_Supplied data_
————————
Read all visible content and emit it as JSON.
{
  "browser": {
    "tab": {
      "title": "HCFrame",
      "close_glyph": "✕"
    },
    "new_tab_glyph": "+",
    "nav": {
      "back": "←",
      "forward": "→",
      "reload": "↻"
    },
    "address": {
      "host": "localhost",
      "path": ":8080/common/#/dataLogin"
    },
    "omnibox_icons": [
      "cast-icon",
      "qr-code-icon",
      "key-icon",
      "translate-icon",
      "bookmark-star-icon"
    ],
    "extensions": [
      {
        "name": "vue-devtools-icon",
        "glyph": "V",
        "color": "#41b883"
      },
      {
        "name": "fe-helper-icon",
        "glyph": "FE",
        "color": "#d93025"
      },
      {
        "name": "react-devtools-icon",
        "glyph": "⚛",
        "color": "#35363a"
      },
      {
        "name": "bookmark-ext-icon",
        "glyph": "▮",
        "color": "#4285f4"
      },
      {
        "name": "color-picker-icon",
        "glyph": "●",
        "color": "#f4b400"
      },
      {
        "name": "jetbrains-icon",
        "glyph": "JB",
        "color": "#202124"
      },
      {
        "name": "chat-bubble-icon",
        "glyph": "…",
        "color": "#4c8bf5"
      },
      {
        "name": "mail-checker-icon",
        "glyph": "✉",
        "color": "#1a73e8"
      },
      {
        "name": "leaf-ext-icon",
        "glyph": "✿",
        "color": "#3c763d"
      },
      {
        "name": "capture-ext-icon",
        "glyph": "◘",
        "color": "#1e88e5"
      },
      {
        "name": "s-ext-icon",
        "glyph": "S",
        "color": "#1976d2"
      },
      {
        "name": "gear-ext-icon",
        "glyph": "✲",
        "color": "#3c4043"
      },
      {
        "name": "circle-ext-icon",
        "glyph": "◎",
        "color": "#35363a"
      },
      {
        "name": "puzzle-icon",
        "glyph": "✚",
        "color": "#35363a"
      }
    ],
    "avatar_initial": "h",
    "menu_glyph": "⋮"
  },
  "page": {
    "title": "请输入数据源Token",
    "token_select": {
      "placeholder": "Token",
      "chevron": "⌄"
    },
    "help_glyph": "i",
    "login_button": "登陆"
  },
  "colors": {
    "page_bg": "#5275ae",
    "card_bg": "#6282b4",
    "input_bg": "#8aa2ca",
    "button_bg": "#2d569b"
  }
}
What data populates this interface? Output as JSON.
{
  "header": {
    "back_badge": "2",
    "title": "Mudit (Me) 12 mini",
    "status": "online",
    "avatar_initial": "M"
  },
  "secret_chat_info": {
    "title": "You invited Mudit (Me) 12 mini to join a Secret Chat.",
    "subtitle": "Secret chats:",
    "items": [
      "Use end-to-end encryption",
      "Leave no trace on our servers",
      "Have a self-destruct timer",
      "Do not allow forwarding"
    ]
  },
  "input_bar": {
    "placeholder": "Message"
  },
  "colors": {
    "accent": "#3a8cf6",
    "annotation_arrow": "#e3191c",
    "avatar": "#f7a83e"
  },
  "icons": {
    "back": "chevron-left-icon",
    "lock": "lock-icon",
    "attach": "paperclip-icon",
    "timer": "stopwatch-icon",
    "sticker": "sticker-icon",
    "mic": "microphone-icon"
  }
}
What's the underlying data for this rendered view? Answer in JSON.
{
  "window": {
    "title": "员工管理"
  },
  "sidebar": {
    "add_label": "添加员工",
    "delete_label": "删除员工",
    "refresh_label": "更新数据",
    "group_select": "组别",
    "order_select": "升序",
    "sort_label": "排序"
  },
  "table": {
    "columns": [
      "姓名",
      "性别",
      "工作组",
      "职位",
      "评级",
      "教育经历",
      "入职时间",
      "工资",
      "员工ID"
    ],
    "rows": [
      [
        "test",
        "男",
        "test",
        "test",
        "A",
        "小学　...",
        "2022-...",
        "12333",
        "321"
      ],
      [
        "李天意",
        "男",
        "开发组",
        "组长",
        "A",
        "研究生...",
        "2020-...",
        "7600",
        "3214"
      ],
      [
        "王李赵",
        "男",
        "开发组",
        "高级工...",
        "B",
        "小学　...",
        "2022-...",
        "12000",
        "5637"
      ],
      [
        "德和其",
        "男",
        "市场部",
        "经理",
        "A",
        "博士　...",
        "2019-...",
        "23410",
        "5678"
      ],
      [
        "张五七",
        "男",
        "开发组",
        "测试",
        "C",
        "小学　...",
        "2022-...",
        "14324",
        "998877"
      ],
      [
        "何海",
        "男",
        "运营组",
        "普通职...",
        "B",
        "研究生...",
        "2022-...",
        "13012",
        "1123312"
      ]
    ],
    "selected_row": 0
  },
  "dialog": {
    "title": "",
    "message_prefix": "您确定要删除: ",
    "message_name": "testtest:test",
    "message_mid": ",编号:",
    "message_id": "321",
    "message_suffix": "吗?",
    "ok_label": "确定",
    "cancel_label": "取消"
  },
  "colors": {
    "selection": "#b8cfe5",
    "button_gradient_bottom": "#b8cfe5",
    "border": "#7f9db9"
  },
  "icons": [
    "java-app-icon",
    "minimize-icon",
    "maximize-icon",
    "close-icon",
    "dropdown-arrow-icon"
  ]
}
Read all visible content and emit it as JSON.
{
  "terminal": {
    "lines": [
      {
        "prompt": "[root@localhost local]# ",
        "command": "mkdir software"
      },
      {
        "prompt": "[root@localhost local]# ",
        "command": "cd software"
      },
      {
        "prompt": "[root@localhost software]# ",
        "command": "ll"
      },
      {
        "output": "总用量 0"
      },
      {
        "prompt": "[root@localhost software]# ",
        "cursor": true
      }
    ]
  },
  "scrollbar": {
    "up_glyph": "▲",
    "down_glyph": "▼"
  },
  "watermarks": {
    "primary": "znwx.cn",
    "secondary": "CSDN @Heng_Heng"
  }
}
————————
_To be done_
From the listing above, return each line with the word "this".

_Output of the exercise_
What data populates this interface? Output as JSON.
What's the underlying data for this rendered view? Answer in JSON.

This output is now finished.